DIRECTION: Keep only the lines of the listing that include the word "screenshot", and copy them.

SOURCE DATA:
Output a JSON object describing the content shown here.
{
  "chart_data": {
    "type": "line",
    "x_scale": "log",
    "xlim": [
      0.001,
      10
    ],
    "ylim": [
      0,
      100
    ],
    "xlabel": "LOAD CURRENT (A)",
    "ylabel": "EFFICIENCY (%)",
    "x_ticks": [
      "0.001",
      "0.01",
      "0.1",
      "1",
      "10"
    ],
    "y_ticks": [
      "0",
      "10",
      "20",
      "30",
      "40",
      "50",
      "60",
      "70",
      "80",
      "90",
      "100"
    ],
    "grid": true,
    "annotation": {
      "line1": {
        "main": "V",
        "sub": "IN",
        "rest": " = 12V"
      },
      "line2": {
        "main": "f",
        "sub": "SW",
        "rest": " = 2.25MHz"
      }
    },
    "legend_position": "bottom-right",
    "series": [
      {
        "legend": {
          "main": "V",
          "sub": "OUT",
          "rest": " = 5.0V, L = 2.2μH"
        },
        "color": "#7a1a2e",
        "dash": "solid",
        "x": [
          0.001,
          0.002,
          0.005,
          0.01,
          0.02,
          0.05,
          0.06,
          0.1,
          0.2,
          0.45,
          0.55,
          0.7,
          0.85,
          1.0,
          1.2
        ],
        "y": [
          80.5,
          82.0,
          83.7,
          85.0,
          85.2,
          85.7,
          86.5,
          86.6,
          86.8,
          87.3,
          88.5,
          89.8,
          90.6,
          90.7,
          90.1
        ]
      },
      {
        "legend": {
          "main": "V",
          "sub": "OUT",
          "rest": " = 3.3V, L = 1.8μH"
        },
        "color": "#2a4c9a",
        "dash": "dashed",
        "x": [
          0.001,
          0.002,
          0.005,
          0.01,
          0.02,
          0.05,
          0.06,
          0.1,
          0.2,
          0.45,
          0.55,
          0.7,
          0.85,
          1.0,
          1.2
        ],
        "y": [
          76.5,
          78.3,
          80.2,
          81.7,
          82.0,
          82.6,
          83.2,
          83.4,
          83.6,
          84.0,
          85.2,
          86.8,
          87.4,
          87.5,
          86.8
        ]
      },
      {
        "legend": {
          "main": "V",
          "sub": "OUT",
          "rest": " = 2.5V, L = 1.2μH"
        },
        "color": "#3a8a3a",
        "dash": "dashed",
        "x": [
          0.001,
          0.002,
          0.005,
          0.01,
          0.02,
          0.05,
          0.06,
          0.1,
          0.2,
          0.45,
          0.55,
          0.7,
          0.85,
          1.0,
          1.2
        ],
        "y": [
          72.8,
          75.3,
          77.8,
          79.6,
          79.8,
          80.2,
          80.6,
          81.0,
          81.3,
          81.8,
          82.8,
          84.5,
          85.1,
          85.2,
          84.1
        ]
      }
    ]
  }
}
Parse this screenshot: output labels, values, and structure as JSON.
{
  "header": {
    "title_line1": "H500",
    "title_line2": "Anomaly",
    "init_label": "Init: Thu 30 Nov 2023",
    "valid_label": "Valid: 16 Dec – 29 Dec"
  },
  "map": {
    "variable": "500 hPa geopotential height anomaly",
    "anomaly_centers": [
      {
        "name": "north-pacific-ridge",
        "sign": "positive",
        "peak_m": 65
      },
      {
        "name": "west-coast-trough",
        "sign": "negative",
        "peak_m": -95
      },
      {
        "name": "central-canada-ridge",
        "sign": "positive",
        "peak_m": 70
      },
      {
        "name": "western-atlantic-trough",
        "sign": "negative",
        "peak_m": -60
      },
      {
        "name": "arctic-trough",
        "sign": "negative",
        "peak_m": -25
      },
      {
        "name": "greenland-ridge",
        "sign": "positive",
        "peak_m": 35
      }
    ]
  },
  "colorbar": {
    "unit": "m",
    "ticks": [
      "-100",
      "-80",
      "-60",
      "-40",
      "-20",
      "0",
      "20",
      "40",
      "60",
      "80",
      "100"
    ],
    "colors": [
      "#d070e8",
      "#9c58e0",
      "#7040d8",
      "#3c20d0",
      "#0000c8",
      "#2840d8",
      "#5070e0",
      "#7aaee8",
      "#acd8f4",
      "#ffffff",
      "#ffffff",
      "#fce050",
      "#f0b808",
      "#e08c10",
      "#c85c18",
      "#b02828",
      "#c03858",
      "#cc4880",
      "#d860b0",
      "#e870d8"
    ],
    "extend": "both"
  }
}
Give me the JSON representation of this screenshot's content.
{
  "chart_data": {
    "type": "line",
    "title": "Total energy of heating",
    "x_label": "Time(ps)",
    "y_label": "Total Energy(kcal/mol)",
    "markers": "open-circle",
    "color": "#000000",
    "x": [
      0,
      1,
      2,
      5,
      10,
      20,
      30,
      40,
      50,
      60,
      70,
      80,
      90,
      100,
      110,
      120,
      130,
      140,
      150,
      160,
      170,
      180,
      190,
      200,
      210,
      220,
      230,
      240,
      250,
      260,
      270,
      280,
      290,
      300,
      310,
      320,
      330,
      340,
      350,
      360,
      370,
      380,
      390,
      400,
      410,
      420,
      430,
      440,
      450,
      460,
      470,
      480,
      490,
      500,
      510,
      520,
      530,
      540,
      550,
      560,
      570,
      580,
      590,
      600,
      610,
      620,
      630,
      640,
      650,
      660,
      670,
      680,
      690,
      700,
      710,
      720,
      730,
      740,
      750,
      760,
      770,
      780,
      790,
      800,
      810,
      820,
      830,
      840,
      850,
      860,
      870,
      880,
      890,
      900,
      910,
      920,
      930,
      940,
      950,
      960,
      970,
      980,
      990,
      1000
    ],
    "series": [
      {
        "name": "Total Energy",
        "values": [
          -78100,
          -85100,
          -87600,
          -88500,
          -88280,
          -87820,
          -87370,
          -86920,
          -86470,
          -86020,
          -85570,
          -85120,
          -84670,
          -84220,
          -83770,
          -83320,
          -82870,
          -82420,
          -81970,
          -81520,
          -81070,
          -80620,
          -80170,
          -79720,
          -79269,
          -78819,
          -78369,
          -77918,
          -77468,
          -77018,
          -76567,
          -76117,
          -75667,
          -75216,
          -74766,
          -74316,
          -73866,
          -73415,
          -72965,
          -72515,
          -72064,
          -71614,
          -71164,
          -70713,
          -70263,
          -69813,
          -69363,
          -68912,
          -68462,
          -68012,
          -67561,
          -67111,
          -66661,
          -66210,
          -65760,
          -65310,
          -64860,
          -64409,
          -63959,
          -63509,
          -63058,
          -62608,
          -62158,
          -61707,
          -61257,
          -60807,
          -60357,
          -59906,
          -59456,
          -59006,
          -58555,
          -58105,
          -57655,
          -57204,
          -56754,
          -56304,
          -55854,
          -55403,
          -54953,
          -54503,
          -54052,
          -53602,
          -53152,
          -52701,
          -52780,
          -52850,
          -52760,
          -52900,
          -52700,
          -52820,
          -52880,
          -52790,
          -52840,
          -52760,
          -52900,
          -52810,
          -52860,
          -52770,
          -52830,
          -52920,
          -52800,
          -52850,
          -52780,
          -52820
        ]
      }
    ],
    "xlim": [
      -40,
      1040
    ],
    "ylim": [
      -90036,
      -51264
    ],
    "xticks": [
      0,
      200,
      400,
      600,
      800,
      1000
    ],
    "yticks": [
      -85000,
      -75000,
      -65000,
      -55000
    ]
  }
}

ANSWER TO THE PROBLEM:
Parse this screenshot: output labels, values, and structure as JSON.
Give me the JSON representation of this screenshot's content.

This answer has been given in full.